Data section
************

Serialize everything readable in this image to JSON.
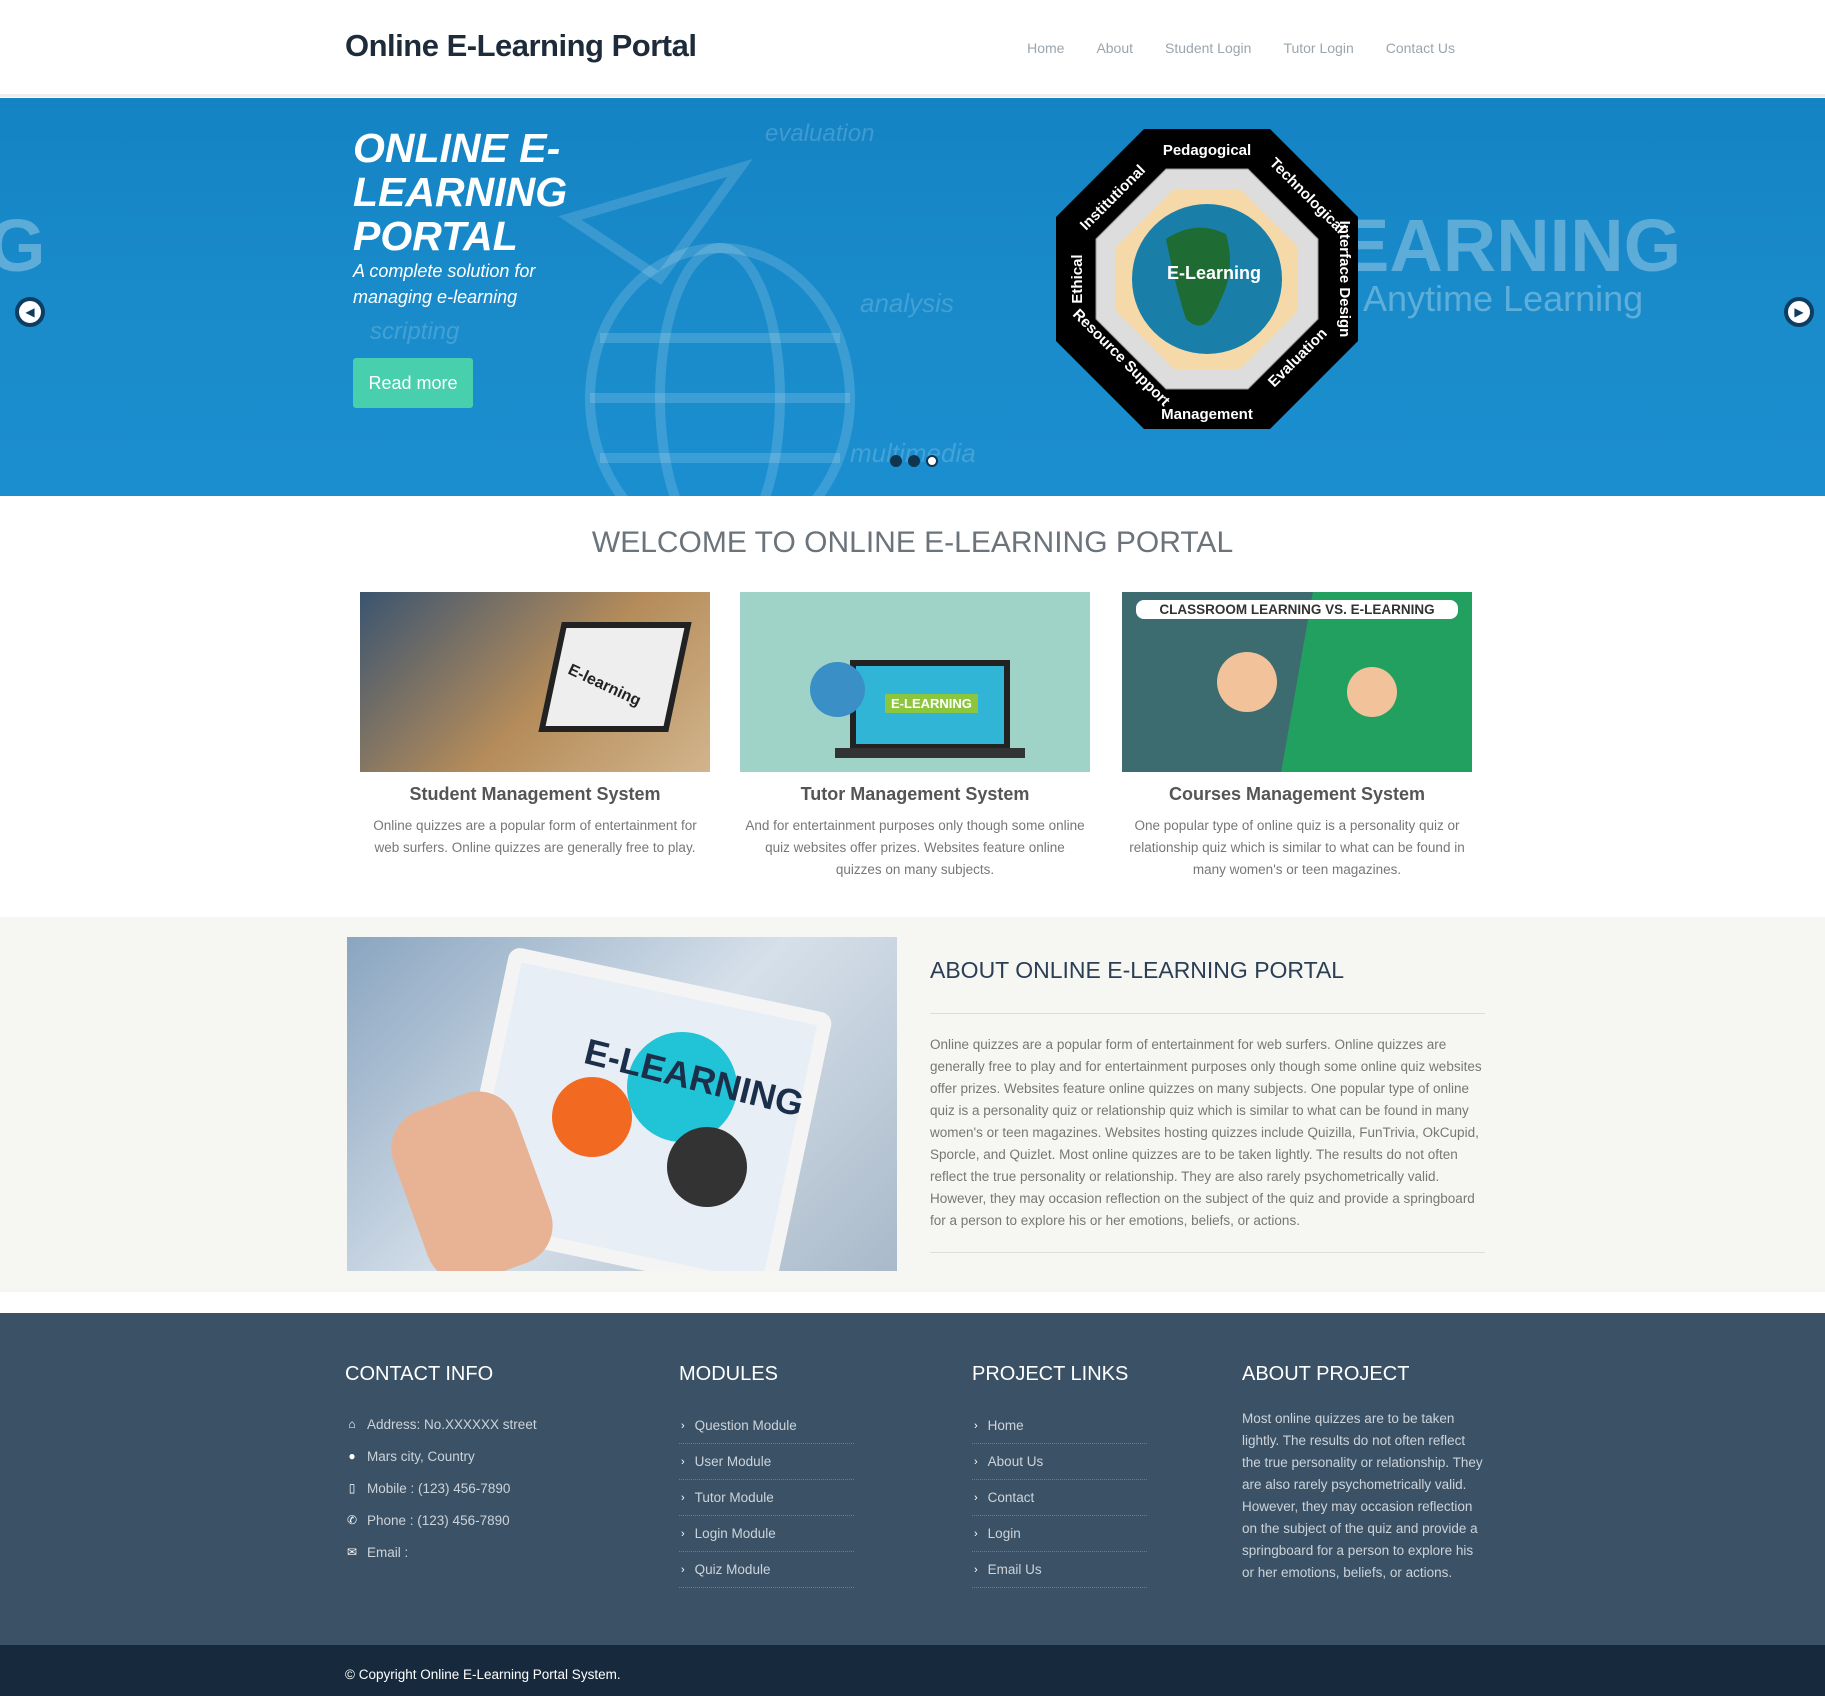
{
  "header": {
    "brand": "Online E-Learning Portal",
    "nav": [
      "Home",
      "About",
      "Student Login",
      "Tutor Login",
      "Contact Us"
    ]
  },
  "hero": {
    "title": "ONLINE E-LEARNING PORTAL",
    "subtitle": "A complete solution for managing e-learning",
    "button": "Read more",
    "slide_count": 3,
    "active_slide": 3,
    "background_words": [
      "evaluation",
      "analysis",
      "scripting",
      "multimedia",
      "EARNING",
      ", Anytime Learning"
    ],
    "diagram": {
      "center": "E-Learning",
      "labels": [
        "Pedagogical",
        "Technological",
        "Interface Design",
        "Evaluation",
        "Management",
        "Resource Support",
        "Ethical",
        "Institutional"
      ]
    }
  },
  "welcome": {
    "title": "WELCOME TO ONLINE E-LEARNING PORTAL"
  },
  "cards": [
    {
      "title": "Student Management System",
      "text": "Online quizzes are a popular form of entertainment for web surfers. Online quizzes are generally free to play.",
      "image_text": "E-learning"
    },
    {
      "title": "Tutor Management System",
      "text": "And for entertainment purposes only though some online quiz websites offer prizes. Websites feature online quizzes on many subjects.",
      "image_text": "E-LEARNING"
    },
    {
      "title": "Courses Management System",
      "text": "One popular type of online quiz is a personality quiz or relationship quiz which is similar to what can be found in many women's or teen magazines.",
      "image_text": "CLASSROOM LEARNING VS. E-LEARNING"
    }
  ],
  "about": {
    "title": "ABOUT ONLINE E-LEARNING PORTAL",
    "image_text": "E-LEARNING",
    "text": "Online quizzes are a popular form of entertainment for web surfers. Online quizzes are generally free to play and for entertainment purposes only though some online quiz websites offer prizes. Websites feature online quizzes on many subjects. One popular type of online quiz is a personality quiz or relationship quiz which is similar to what can be found in many women's or teen magazines. Websites hosting quizzes include Quizilla, FunTrivia, OkCupid, Sporcle, and Quizlet. Most online quizzes are to be taken lightly. The results do not often reflect the true personality or relationship. They are also rarely psychometrically valid. However, they may occasion reflection on the subject of the quiz and provide a springboard for a person to explore his or her emotions, beliefs, or actions."
  },
  "footer": {
    "contact": {
      "title": "CONTACT INFO",
      "items": [
        "Address: No.XXXXXX street",
        "Mars city, Country",
        "Mobile : (123) 456-7890",
        "Phone : (123) 456-7890",
        "Email :"
      ]
    },
    "modules": {
      "title": "MODULES",
      "items": [
        "Question Module",
        "User Module",
        "Tutor Module",
        "Login Module",
        "Quiz Module"
      ]
    },
    "links": {
      "title": "PROJECT LINKS",
      "items": [
        "Home",
        "About Us",
        "Contact",
        "Login",
        "Email Us"
      ]
    },
    "about": {
      "title": "ABOUT PROJECT",
      "text": "Most online quizzes are to be taken lightly. The results do not often reflect the true personality or relationship. They are also rarely psychometrically valid. However, they may occasion reflection on the subject of the quiz and provide a springboard for a person to explore his or her emotions, beliefs, or actions."
    },
    "copyright": "© Copyright Online E-Learning Portal System."
  },
  "colors": {
    "hero_bg": "#1a8ccb",
    "button": "#48cfad",
    "footer": "#3b5266",
    "bottom_bar": "#172a3d"
  }
}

************

Short exercise
Look over the records above and copy each line that includes the string "explore".

Task solution
    "text": "Online quizzes are a popular form of entertainment for web surfers. Online quizzes are generally free to play and for entertainment purposes only though some online quiz websites offer prizes. Websites feature online quizzes on many subjects. One popular type of online quiz is a personality quiz or relationship quiz which is similar to what can be found in many women's or teen magazines. Websites hosting quizzes include Quizilla, FunTrivia, OkCupid, Sporcle, and Quizlet. Most online quizzes are to be taken lightly. The results do not often reflect the true personality or relationship. They are also rarely psychometrically valid. However, they may occasion reflection on the subject of the quiz and provide a springboard for a person to explore his or her emotions, beliefs, or actions."
      "text": "Most online quizzes are to be taken lightly. The results do not often reflect the true personality or relationship. They are also rarely psychometrically valid. However, they may occasion reflection on the subject of the quiz and provide a springboard for a person to explore his or her emotions, beliefs, or actions."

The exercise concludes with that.